### SUPPLIED RECORDS ###
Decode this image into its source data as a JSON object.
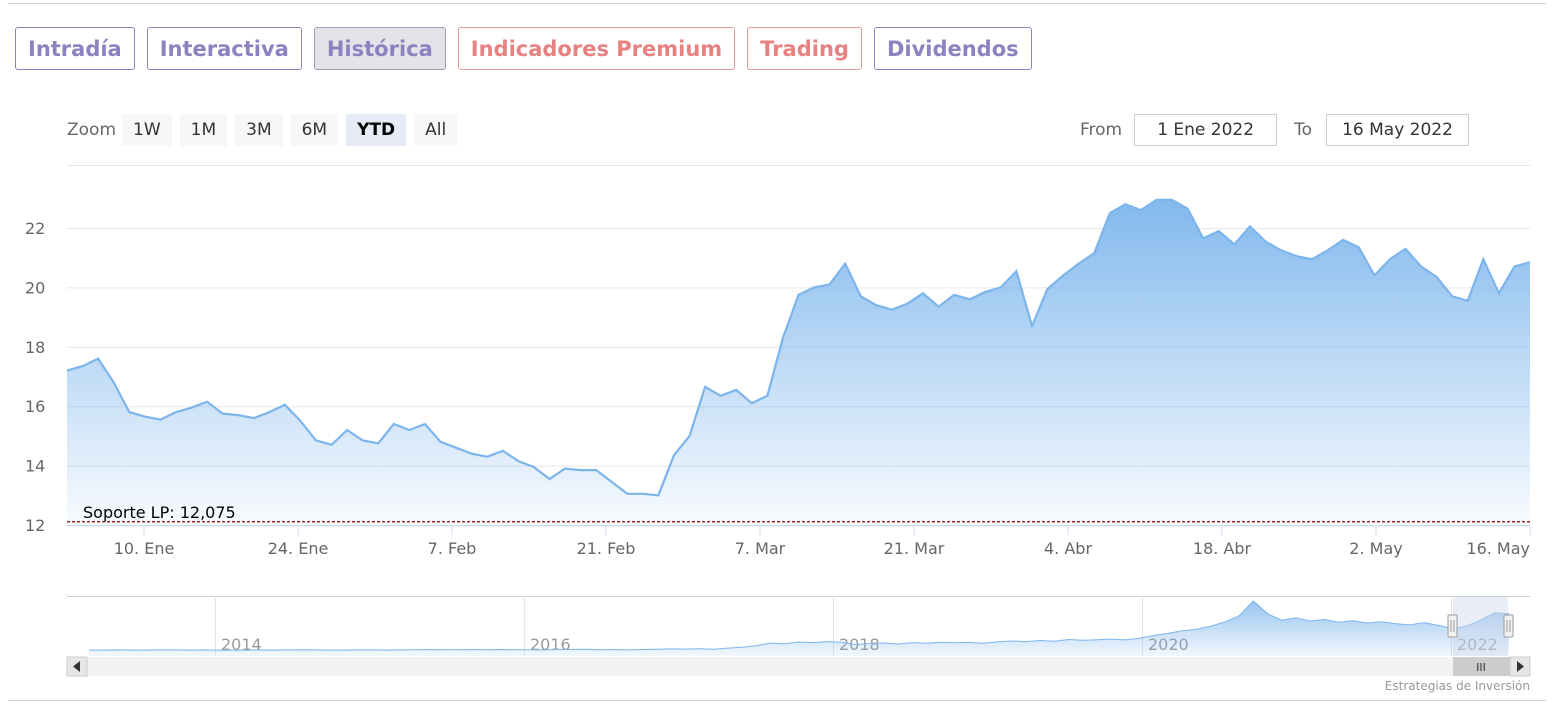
{
  "tabs": [
    {
      "label": "Intradía",
      "style": "normal"
    },
    {
      "label": "Interactiva",
      "style": "normal"
    },
    {
      "label": "Histórica",
      "style": "active"
    },
    {
      "label": "Indicadores Premium",
      "style": "red"
    },
    {
      "label": "Trading",
      "style": "red"
    },
    {
      "label": "Dividendos",
      "style": "normal"
    }
  ],
  "zoom": {
    "label": "Zoom",
    "buttons": [
      "1W",
      "1M",
      "3M",
      "6M",
      "YTD",
      "All"
    ],
    "selected": "YTD"
  },
  "range": {
    "from_label": "From",
    "from_value": "1 Ene 2022",
    "to_label": "To",
    "to_value": "16 May 2022"
  },
  "colors": {
    "line": "#7cb5ec",
    "support": "#8b0000",
    "navigator_mask": "#ccd6eb"
  },
  "chart_data": {
    "type": "area",
    "x_start": "2022-01-03",
    "x_end": "2022-05-16",
    "x_ticks": [
      "10. Ene",
      "24. Ene",
      "7. Feb",
      "21. Feb",
      "7. Mar",
      "21. Mar",
      "4. Abr",
      "18. Abr",
      "2. May",
      "16. May"
    ],
    "y_ticks": [
      12,
      14,
      16,
      18,
      20,
      22
    ],
    "ylim": [
      12,
      24
    ],
    "grid": true,
    "series": [
      {
        "values": [
          17.2,
          17.35,
          17.6,
          16.8,
          15.8,
          15.65,
          15.55,
          15.8,
          15.95,
          16.15,
          15.75,
          15.7,
          15.6,
          15.8,
          16.05,
          15.5,
          14.85,
          14.7,
          15.2,
          14.85,
          14.75,
          15.4,
          15.2,
          15.4,
          14.8,
          14.6,
          14.4,
          14.3,
          14.5,
          14.15,
          13.95,
          13.55,
          13.9,
          13.85,
          13.85,
          13.45,
          13.05,
          13.05,
          13.0,
          14.35,
          15.0,
          16.65,
          16.35,
          16.55,
          16.1,
          16.35,
          18.3,
          19.75,
          20.0,
          20.1,
          20.8,
          19.7,
          19.4,
          19.25,
          19.45,
          19.8,
          19.35,
          19.75,
          19.6,
          19.85,
          20.0,
          20.55,
          18.7,
          19.95,
          20.4,
          20.8,
          21.15,
          22.5,
          22.8,
          22.6,
          22.95,
          22.95,
          22.65,
          21.65,
          21.9,
          21.45,
          22.05,
          21.55,
          21.25,
          21.05,
          20.95,
          21.25,
          21.6,
          21.35,
          20.4,
          20.95,
          21.3,
          20.7,
          20.35,
          19.7,
          19.55,
          20.95,
          19.8,
          20.7,
          20.85
        ]
      }
    ],
    "support": {
      "label": "Soporte LP: 12,075",
      "value": 12.075
    },
    "navigator": {
      "year_labels": [
        "2014",
        "2016",
        "2018",
        "2020",
        "2022"
      ],
      "values": [
        2.0,
        2.0,
        2.1,
        2.0,
        2.0,
        2.1,
        2.1,
        2.0,
        2.1,
        2.0,
        2.0,
        2.0,
        2.1,
        2.0,
        2.1,
        2.2,
        2.1,
        2.0,
        2.0,
        2.1,
        2.1,
        2.0,
        2.1,
        2.2,
        2.3,
        2.2,
        2.2,
        2.3,
        2.2,
        2.3,
        2.2,
        2.2,
        2.1,
        2.3,
        2.3,
        2.4,
        2.2,
        2.3,
        2.1,
        2.3,
        2.4,
        2.6,
        2.5,
        2.7,
        2.4,
        3.0,
        3.4,
        4.2,
        5.6,
        5.2,
        6.1,
        5.8,
        6.3,
        6.0,
        4.8,
        5.4,
        5.6,
        5.1,
        5.8,
        5.5,
        6.0,
        5.7,
        5.9,
        5.5,
        6.2,
        6.6,
        6.3,
        6.9,
        6.5,
        7.4,
        7.0,
        7.3,
        7.6,
        7.2,
        8.0,
        9.5,
        10.5,
        11.8,
        12.6,
        14.2,
        16.3,
        19.5,
        27.0,
        20.5,
        17.2,
        18.4,
        16.8,
        17.6,
        16.2,
        16.9,
        15.8,
        16.4,
        15.5,
        14.8,
        16.0,
        14.6,
        13.0,
        14.2,
        17.2,
        21.0,
        20.5
      ]
    }
  },
  "scrollbar": {
    "grip": "III"
  },
  "credit": "Estrategias de Inversión"
}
###
- **OBJECTIVE**
Pictures excluded, quote all the data above exactly.

- **EXPECTED ANSWER**
Decode this image into its source data as a JSON object.
{
  "tabs": [
    {
      "label": "Intradía",
      "style": "normal"
    },
    {
      "label": "Interactiva",
      "style": "normal"
    },
    {
      "label": "Histórica",
      "style": "active"
    },
    {
      "label": "Indicadores Premium",
      "style": "red"
    },
    {
      "label": "Trading",
      "style": "red"
    },
    {
      "label": "Dividendos",
      "style": "normal"
    }
  ],
  "zoom": {
    "label": "Zoom",
    "buttons": [
      "1W",
      "1M",
      "3M",
      "6M",
      "YTD",
      "All"
    ],
    "selected": "YTD"
  },
  "range": {
    "from_label": "From",
    "from_value": "1 Ene 2022",
    "to_label": "To",
    "to_value": "16 May 2022"
  },
  "colors": {
    "line": "#7cb5ec",
    "support": "#8b0000",
    "navigator_mask": "#ccd6eb"
  },
  "chart_data": {
    "type": "area",
    "x_start": "2022-01-03",
    "x_end": "2022-05-16",
    "x_ticks": [
      "10. Ene",
      "24. Ene",
      "7. Feb",
      "21. Feb",
      "7. Mar",
      "21. Mar",
      "4. Abr",
      "18. Abr",
      "2. May",
      "16. May"
    ],
    "y_ticks": [
      12,
      14,
      16,
      18,
      20,
      22
    ],
    "ylim": [
      12,
      24
    ],
    "grid": true,
    "series": [
      {
        "values": [
          17.2,
          17.35,
          17.6,
          16.8,
          15.8,
          15.65,
          15.55,
          15.8,
          15.95,
          16.15,
          15.75,
          15.7,
          15.6,
          15.8,
          16.05,
          15.5,
          14.85,
          14.7,
          15.2,
          14.85,
          14.75,
          15.4,
          15.2,
          15.4,
          14.8,
          14.6,
          14.4,
          14.3,
          14.5,
          14.15,
          13.95,
          13.55,
          13.9,
          13.85,
          13.85,
          13.45,
          13.05,
          13.05,
          13.0,
          14.35,
          15.0,
          16.65,
          16.35,
          16.55,
          16.1,
          16.35,
          18.3,
          19.75,
          20.0,
          20.1,
          20.8,
          19.7,
          19.4,
          19.25,
          19.45,
          19.8,
          19.35,
          19.75,
          19.6,
          19.85,
          20.0,
          20.55,
          18.7,
          19.95,
          20.4,
          20.8,
          21.15,
          22.5,
          22.8,
          22.6,
          22.95,
          22.95,
          22.65,
          21.65,
          21.9,
          21.45,
          22.05,
          21.55,
          21.25,
          21.05,
          20.95,
          21.25,
          21.6,
          21.35,
          20.4,
          20.95,
          21.3,
          20.7,
          20.35,
          19.7,
          19.55,
          20.95,
          19.8,
          20.7,
          20.85
        ]
      }
    ],
    "support": {
      "label": "Soporte LP: 12,075",
      "value": 12.075
    },
    "navigator": {
      "year_labels": [
        "2014",
        "2016",
        "2018",
        "2020",
        "2022"
      ],
      "values": [
        2.0,
        2.0,
        2.1,
        2.0,
        2.0,
        2.1,
        2.1,
        2.0,
        2.1,
        2.0,
        2.0,
        2.0,
        2.1,
        2.0,
        2.1,
        2.2,
        2.1,
        2.0,
        2.0,
        2.1,
        2.1,
        2.0,
        2.1,
        2.2,
        2.3,
        2.2,
        2.2,
        2.3,
        2.2,
        2.3,
        2.2,
        2.2,
        2.1,
        2.3,
        2.3,
        2.4,
        2.2,
        2.3,
        2.1,
        2.3,
        2.4,
        2.6,
        2.5,
        2.7,
        2.4,
        3.0,
        3.4,
        4.2,
        5.6,
        5.2,
        6.1,
        5.8,
        6.3,
        6.0,
        4.8,
        5.4,
        5.6,
        5.1,
        5.8,
        5.5,
        6.0,
        5.7,
        5.9,
        5.5,
        6.2,
        6.6,
        6.3,
        6.9,
        6.5,
        7.4,
        7.0,
        7.3,
        7.6,
        7.2,
        8.0,
        9.5,
        10.5,
        11.8,
        12.6,
        14.2,
        16.3,
        19.5,
        27.0,
        20.5,
        17.2,
        18.4,
        16.8,
        17.6,
        16.2,
        16.9,
        15.8,
        16.4,
        15.5,
        14.8,
        16.0,
        14.6,
        13.0,
        14.2,
        17.2,
        21.0,
        20.5
      ]
    }
  },
  "scrollbar": {
    "grip": "III"
  },
  "credit": "Estrategias de Inversión"
}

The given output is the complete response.